* **What you will do**: In the data below, work out how many lines include the string "panel". Only the number should be given.

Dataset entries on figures

********************

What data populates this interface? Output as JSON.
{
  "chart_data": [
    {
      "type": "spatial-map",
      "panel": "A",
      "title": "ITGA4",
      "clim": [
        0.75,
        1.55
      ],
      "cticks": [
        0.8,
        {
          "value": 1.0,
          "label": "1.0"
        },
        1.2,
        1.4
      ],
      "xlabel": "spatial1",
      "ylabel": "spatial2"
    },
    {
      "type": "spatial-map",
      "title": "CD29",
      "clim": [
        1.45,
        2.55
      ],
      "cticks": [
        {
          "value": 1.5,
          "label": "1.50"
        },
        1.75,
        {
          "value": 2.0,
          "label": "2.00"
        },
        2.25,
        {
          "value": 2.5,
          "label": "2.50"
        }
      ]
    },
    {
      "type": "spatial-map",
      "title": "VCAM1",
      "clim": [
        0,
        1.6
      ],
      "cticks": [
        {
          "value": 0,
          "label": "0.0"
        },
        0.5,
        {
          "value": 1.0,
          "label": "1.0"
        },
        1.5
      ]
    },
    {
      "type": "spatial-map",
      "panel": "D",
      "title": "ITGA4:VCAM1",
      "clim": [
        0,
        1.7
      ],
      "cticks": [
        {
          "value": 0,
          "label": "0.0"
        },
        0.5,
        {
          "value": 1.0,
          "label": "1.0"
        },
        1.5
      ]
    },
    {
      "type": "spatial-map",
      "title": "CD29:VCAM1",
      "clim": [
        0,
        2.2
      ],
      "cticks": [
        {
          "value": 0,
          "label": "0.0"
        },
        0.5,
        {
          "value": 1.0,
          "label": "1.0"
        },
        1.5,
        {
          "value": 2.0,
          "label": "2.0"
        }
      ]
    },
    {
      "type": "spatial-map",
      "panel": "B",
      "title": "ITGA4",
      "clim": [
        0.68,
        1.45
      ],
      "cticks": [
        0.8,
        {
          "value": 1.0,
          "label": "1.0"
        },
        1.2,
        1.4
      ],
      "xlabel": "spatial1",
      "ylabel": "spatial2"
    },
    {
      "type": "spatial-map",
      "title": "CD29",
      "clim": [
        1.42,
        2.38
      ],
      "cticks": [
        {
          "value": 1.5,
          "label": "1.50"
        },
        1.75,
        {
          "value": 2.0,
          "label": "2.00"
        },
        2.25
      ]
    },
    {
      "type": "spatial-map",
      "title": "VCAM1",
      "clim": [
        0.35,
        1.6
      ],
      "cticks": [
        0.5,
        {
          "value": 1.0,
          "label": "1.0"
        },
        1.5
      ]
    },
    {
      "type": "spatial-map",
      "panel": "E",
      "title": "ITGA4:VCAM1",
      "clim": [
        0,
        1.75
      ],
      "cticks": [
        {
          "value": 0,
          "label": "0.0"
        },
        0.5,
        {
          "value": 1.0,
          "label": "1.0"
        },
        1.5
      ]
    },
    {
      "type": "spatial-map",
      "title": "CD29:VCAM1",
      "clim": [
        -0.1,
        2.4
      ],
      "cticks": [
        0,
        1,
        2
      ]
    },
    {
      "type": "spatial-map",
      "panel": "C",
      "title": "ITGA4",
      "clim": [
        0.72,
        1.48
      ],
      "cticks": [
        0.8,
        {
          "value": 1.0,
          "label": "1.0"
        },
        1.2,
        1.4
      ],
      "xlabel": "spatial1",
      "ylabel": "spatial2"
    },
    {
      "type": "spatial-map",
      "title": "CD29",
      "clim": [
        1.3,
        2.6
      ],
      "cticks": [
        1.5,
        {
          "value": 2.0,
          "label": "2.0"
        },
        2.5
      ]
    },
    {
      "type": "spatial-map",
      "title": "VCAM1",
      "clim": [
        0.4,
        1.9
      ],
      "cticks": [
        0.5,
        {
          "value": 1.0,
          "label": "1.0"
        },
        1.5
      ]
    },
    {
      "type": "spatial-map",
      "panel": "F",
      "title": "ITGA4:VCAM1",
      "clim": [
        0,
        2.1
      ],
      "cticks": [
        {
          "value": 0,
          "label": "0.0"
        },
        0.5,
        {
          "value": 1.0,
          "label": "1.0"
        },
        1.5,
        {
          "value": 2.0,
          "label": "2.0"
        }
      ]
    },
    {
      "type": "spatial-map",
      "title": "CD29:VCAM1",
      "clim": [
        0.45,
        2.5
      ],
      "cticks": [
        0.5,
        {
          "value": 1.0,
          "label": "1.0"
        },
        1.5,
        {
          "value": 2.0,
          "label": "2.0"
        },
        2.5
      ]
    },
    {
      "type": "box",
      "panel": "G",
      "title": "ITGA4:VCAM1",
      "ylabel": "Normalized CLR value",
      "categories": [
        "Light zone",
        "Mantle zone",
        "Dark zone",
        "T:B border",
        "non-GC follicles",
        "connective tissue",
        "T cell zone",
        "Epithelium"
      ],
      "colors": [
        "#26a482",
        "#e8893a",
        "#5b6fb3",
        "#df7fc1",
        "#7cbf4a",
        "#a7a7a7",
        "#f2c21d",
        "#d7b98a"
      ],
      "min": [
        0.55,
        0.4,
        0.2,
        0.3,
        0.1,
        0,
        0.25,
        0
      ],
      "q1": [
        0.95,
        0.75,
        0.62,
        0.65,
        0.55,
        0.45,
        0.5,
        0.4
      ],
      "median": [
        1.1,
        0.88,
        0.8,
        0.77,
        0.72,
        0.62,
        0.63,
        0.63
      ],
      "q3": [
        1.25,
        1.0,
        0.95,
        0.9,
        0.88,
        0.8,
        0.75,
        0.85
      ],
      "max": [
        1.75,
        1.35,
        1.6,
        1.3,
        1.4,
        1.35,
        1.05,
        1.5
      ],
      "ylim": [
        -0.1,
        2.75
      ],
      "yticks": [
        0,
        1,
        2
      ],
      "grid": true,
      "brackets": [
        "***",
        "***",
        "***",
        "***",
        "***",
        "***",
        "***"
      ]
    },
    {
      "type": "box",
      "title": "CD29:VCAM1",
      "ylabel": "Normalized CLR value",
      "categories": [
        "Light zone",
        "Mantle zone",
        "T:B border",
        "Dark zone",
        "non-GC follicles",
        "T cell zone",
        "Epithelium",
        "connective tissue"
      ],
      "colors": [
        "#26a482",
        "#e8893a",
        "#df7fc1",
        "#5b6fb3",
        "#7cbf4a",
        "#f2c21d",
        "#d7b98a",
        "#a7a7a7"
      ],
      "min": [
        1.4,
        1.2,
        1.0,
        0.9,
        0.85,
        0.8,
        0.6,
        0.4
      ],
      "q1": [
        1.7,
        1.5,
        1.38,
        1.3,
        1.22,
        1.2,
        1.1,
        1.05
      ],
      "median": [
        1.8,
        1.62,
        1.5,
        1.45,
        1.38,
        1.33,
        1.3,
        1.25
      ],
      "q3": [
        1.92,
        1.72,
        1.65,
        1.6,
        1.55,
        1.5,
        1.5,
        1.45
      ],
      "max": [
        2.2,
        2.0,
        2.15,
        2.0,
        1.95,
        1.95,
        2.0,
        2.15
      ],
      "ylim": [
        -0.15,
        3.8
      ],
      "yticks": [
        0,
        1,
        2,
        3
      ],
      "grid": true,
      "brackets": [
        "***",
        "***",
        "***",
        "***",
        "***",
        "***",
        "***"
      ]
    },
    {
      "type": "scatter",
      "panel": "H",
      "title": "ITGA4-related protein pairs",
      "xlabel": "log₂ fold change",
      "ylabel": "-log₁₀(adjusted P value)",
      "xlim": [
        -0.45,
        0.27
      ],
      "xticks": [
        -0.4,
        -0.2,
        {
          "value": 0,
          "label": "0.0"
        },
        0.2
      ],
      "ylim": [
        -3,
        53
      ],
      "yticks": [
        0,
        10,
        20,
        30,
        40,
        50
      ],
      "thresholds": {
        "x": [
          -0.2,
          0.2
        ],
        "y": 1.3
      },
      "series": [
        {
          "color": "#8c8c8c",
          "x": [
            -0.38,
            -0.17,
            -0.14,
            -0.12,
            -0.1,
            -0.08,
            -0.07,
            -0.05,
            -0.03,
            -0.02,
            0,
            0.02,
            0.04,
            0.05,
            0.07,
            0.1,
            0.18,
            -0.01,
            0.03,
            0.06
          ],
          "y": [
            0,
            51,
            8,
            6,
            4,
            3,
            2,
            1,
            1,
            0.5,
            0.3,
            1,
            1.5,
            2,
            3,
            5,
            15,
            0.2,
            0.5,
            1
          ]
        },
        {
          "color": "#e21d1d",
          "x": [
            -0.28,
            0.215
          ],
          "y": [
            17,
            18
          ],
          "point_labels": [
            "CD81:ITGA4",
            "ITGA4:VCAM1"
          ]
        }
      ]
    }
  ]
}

********************

* **Expected answer**: 8